=== Raw records ===
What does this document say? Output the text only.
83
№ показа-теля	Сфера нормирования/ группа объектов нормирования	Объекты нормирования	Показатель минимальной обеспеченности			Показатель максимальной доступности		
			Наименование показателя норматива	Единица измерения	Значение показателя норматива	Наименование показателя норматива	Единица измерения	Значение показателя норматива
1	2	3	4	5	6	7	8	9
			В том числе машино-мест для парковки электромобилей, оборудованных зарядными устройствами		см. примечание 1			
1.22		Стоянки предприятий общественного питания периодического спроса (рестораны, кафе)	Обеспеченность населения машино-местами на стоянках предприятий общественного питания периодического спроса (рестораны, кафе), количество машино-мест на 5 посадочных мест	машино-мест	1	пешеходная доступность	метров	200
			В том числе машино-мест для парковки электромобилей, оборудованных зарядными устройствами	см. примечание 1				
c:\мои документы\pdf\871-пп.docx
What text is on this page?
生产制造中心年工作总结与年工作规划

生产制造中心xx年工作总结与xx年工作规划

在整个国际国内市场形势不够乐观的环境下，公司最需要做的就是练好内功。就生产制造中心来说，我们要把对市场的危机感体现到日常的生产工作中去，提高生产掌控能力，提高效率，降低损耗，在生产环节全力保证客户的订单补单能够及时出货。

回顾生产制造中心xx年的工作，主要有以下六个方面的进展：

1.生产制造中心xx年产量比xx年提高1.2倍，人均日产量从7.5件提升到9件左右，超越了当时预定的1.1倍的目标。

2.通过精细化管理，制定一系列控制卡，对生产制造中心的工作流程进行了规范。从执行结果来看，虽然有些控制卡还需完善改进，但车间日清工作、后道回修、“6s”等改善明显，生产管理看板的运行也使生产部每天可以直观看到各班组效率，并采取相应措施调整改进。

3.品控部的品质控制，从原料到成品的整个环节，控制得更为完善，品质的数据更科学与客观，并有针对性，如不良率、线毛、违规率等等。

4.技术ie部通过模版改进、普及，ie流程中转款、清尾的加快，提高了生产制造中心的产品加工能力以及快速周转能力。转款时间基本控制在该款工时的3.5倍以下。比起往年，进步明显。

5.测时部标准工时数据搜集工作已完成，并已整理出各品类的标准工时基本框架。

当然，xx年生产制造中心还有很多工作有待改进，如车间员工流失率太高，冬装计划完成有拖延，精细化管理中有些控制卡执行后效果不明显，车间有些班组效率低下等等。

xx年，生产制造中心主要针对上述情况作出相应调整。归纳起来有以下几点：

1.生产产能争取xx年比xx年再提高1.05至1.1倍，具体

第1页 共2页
===
[Exercise directions]: Gather every line containing the word "примечание" and copy it.

[In response]:
			В том числе машино-мест для парковки электромобилей, оборудованных зарядными устройствами		см. примечание 1			
			В том числе машино-мест для парковки электромобилей, оборудованных зарядными устройствами	см. примечание 1				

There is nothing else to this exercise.